• EXERCISE DIRECTIONS
Tally the lines in the records below that contain the string "button", with case counting. How many are there? Reply with the number alone.
┄┄┄┄┄┄
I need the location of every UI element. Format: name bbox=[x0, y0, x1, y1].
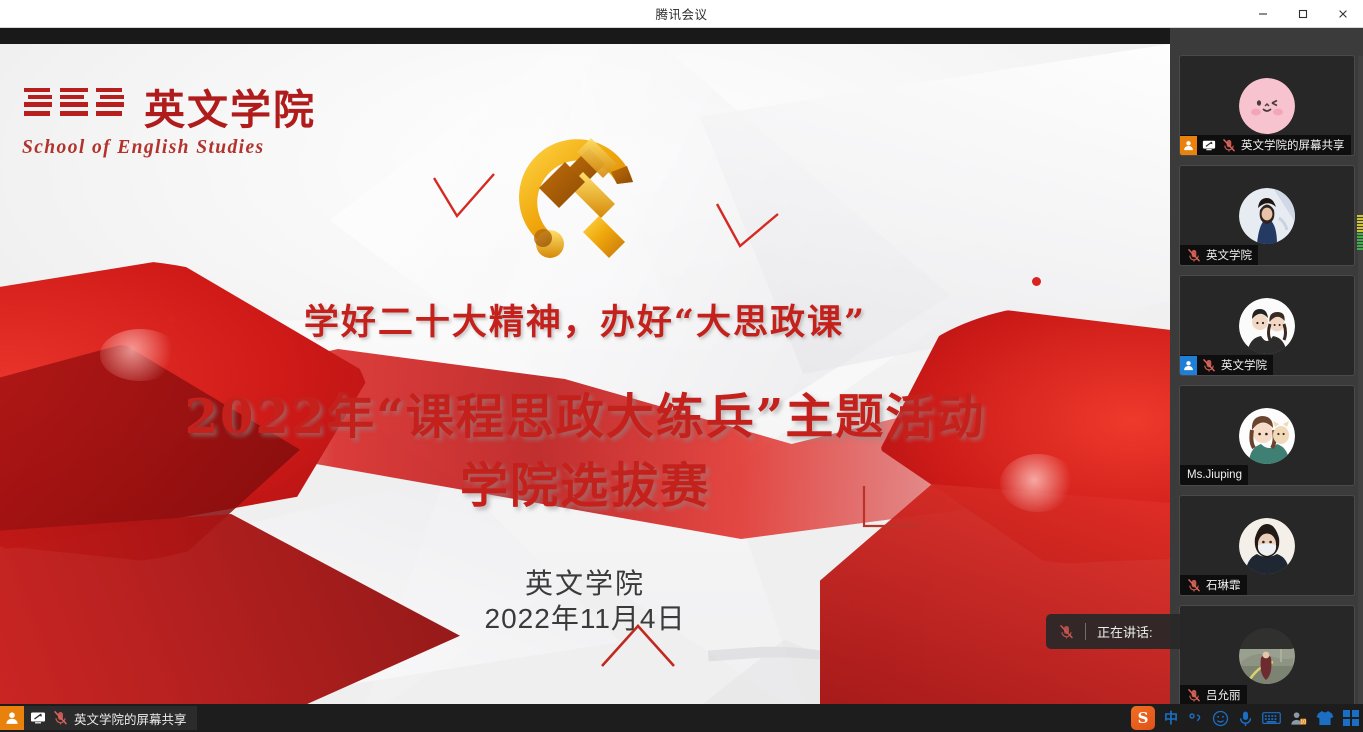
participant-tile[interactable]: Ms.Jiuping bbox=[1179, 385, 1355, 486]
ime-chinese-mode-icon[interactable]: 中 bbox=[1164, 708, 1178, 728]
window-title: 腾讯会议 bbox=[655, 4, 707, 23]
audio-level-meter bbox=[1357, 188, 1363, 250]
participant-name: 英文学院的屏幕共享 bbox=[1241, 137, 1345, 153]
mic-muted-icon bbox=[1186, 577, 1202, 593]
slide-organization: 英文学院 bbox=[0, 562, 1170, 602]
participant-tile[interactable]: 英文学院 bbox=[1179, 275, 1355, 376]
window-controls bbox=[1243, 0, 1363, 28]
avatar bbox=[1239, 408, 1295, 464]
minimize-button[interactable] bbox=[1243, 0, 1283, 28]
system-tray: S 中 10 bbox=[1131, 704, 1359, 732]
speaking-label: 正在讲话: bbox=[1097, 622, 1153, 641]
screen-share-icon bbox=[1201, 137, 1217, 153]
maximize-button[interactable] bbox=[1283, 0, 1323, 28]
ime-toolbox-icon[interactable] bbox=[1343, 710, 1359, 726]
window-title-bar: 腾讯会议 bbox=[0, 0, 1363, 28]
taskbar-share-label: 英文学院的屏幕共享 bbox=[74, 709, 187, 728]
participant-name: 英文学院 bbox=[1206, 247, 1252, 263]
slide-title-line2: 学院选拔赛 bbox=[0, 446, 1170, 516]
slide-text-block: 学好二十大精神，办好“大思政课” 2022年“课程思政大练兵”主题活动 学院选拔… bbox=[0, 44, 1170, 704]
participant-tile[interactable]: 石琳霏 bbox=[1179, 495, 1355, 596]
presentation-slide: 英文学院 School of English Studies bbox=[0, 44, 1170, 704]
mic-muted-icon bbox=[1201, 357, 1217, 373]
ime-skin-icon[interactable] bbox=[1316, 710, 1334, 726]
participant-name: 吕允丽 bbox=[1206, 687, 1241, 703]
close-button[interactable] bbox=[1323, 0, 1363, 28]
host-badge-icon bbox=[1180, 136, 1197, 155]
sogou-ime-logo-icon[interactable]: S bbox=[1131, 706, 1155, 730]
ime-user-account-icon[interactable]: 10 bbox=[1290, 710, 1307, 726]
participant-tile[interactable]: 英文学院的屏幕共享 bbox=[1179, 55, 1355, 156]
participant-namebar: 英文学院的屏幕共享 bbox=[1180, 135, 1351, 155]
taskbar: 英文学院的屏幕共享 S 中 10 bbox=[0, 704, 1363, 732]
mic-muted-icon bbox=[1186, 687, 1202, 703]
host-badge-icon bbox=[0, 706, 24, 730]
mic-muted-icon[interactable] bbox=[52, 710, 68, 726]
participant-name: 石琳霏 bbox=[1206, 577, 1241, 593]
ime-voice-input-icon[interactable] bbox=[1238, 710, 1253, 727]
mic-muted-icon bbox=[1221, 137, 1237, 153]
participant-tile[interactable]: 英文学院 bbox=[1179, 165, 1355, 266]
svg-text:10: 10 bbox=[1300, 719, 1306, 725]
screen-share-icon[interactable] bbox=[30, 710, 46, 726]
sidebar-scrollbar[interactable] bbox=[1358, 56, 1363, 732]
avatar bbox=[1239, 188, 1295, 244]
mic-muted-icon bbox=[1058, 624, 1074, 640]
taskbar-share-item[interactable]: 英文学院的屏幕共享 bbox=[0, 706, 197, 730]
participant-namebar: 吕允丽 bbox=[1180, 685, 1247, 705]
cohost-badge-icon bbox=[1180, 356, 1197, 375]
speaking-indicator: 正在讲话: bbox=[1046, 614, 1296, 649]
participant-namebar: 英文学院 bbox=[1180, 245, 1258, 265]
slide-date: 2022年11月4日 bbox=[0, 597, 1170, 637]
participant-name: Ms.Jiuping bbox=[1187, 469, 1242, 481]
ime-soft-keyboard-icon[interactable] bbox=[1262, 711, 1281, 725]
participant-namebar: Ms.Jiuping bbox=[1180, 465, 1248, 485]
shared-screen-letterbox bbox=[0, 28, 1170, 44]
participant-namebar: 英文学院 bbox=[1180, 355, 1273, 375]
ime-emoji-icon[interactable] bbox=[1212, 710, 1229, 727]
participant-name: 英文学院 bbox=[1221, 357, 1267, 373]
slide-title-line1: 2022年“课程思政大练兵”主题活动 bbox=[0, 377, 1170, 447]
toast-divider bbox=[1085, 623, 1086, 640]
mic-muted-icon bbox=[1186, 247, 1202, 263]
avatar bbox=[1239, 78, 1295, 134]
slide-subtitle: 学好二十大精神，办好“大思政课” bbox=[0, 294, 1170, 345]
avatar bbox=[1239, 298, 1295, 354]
┄┄┄┄┄┄
• RESULT FOR THIS EXERCISE
3